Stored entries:
┌──

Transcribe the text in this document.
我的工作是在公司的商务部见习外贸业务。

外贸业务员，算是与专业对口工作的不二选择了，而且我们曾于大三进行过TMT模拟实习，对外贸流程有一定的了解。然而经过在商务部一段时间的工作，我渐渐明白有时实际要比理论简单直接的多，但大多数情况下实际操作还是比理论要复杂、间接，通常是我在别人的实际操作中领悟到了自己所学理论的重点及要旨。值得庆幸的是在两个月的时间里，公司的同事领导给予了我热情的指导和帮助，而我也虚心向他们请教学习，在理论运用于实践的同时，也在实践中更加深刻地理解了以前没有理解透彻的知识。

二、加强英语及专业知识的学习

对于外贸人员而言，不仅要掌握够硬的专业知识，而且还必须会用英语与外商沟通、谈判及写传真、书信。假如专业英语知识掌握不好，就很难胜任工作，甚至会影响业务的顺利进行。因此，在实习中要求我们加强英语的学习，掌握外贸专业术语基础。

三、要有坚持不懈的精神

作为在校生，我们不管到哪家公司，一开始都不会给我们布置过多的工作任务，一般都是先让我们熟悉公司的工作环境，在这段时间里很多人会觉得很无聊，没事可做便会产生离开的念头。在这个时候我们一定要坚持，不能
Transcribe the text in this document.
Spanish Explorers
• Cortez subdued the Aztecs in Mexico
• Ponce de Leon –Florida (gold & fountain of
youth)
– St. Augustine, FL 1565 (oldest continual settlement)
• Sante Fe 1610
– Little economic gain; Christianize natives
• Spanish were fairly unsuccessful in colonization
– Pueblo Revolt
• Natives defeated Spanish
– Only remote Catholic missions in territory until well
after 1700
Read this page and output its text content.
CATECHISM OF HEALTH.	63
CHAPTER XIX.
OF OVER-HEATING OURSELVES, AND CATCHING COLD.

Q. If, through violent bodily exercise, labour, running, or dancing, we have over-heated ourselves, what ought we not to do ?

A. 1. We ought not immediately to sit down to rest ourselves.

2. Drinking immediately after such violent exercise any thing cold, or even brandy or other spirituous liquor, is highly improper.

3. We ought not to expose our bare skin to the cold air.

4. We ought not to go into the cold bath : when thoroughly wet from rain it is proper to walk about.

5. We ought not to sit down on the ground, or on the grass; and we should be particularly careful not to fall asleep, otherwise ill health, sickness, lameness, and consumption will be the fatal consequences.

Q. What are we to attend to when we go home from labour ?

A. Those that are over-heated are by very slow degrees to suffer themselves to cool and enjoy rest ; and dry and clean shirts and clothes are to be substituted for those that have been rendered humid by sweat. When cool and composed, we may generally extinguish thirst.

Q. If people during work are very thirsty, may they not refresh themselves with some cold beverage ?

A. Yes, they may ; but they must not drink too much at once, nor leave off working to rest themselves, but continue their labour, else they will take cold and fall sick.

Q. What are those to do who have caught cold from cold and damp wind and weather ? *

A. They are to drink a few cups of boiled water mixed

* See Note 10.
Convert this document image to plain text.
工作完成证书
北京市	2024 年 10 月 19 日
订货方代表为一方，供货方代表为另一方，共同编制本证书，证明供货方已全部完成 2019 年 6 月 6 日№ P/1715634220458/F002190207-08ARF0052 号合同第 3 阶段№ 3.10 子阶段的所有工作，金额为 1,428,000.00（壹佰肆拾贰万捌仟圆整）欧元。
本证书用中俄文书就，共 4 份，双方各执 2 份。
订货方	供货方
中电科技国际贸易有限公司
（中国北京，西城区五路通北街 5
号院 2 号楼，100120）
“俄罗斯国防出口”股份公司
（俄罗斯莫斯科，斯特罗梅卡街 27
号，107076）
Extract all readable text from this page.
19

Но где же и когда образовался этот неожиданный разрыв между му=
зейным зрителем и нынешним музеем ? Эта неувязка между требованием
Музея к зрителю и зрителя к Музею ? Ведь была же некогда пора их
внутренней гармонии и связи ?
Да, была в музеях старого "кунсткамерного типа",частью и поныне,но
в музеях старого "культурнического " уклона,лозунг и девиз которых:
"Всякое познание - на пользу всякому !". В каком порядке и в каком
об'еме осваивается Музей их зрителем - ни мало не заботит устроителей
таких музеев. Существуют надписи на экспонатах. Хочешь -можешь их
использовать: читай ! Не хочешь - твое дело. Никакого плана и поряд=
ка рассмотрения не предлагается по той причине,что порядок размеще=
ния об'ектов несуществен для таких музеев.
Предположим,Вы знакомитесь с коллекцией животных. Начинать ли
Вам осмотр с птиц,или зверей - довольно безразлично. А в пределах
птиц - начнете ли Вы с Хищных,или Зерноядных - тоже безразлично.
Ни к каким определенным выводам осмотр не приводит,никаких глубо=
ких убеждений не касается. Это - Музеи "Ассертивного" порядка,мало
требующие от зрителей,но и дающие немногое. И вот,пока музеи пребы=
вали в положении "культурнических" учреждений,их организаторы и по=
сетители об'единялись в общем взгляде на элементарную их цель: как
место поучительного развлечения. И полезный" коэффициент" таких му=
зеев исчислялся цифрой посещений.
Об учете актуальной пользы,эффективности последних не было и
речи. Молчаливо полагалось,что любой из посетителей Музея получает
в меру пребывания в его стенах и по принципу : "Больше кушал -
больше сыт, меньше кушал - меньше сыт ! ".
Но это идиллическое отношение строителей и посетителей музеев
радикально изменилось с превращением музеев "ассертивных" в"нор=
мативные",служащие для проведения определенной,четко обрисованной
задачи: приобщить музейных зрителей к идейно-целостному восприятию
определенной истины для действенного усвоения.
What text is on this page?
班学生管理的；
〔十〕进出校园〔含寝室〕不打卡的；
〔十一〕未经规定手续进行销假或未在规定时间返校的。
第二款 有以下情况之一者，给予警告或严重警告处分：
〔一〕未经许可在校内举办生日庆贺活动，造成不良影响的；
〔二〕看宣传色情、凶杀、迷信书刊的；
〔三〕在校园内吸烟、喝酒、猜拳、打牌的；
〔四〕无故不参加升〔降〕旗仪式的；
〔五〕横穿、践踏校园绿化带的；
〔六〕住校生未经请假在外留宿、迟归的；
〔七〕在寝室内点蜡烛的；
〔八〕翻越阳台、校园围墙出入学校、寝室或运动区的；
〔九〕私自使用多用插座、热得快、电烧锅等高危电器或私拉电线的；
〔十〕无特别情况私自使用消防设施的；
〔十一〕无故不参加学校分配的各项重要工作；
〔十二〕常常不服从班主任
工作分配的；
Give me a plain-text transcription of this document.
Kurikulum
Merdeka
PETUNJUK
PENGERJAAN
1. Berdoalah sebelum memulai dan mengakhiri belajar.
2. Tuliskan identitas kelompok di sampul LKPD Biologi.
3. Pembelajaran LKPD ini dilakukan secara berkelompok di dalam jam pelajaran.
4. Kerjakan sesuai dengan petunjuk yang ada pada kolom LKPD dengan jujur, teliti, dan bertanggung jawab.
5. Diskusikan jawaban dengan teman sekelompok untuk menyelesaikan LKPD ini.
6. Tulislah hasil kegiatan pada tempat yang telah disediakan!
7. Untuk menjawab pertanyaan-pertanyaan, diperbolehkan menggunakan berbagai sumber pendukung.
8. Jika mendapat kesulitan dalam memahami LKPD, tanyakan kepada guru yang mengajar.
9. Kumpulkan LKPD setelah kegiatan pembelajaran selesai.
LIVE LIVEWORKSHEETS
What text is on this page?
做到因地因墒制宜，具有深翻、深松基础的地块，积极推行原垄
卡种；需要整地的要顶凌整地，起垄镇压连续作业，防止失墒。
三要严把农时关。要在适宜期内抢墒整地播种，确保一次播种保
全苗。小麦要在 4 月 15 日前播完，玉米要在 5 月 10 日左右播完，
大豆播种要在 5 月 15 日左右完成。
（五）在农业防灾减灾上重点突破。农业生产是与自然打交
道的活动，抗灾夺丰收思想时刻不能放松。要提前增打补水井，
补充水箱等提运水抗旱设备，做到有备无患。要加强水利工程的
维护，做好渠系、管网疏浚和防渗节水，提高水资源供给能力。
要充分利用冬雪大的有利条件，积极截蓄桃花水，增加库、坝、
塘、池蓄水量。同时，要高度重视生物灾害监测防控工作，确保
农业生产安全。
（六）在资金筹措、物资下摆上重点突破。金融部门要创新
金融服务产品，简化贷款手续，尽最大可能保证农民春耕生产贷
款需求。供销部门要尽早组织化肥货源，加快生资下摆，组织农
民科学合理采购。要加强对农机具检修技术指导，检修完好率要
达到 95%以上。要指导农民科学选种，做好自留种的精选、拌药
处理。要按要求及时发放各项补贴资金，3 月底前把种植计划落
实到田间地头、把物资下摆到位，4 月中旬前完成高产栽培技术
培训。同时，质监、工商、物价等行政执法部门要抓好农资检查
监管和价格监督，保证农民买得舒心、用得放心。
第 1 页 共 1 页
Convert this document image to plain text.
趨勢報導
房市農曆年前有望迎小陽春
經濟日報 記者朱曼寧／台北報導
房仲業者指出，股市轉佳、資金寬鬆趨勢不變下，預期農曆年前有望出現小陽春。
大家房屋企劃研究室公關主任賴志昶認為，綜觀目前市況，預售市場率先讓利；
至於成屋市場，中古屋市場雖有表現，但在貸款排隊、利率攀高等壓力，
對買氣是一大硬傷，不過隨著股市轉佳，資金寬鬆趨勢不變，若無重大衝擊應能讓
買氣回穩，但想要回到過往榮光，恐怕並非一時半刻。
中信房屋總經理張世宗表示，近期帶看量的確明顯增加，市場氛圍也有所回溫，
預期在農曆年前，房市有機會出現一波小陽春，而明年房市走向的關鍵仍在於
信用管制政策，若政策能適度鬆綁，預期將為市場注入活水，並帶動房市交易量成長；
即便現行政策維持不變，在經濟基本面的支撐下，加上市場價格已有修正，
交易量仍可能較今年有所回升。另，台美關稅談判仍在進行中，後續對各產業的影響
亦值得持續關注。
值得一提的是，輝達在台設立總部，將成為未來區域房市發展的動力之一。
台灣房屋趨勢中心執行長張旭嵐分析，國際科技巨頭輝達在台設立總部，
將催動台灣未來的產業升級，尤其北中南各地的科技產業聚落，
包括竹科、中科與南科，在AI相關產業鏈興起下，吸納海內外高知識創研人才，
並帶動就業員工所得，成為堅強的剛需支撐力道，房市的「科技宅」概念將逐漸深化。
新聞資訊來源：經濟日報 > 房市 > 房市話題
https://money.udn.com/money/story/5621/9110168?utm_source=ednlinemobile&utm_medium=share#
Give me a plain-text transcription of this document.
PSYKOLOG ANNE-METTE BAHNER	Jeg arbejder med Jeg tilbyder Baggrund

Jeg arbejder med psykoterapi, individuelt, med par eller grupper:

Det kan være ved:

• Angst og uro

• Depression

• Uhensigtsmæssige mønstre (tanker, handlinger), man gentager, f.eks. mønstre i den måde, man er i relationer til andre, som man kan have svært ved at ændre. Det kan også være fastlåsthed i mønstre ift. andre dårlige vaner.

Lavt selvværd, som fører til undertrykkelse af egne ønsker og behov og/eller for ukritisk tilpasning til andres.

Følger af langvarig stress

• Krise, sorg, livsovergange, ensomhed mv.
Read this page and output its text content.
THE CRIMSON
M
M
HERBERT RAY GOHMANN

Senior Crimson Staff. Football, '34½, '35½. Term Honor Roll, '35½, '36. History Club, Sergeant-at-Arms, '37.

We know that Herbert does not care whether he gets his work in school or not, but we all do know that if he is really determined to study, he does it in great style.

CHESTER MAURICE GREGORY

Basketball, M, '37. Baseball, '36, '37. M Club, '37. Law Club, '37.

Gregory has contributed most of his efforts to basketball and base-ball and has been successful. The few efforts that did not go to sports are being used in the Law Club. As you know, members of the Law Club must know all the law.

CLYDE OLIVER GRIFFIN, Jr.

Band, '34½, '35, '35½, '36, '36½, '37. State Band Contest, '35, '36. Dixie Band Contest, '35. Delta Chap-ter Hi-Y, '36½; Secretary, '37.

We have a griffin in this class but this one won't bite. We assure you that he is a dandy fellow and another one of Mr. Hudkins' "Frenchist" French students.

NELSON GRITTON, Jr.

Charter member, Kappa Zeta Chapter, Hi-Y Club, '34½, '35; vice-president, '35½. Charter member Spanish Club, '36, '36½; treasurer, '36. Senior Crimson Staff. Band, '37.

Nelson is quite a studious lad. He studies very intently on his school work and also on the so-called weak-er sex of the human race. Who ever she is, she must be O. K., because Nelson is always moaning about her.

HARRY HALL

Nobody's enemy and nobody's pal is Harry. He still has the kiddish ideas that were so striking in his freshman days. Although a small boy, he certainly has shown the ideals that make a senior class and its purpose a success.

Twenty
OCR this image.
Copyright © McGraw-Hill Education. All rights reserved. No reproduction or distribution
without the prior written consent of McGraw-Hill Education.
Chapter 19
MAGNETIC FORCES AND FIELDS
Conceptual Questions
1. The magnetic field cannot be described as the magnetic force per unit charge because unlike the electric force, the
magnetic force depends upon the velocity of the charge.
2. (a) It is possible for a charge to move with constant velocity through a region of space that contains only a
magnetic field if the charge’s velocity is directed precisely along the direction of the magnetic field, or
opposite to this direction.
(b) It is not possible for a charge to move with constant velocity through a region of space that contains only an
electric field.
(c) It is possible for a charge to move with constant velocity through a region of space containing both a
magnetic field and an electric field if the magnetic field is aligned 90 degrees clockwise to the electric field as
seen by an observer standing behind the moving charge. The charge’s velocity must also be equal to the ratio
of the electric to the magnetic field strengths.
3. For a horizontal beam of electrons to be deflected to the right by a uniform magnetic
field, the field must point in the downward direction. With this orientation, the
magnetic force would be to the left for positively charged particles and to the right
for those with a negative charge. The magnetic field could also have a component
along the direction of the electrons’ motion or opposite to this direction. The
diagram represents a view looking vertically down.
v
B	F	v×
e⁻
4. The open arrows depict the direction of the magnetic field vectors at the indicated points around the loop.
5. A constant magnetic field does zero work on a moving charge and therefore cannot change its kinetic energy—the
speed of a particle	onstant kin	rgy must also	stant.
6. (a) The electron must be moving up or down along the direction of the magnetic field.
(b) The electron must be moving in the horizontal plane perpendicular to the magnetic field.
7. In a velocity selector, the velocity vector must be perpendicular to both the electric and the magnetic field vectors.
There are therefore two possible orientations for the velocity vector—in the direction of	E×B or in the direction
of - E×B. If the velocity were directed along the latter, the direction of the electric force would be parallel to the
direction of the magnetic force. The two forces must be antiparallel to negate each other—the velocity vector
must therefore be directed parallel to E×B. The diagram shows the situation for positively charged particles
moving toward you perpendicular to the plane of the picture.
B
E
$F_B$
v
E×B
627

└──

▸ WHAT IS NEEDED:
Report how many lines in these entries contain "diagram". Answer with the number only.

▸ CORRECT OUTPUT:
2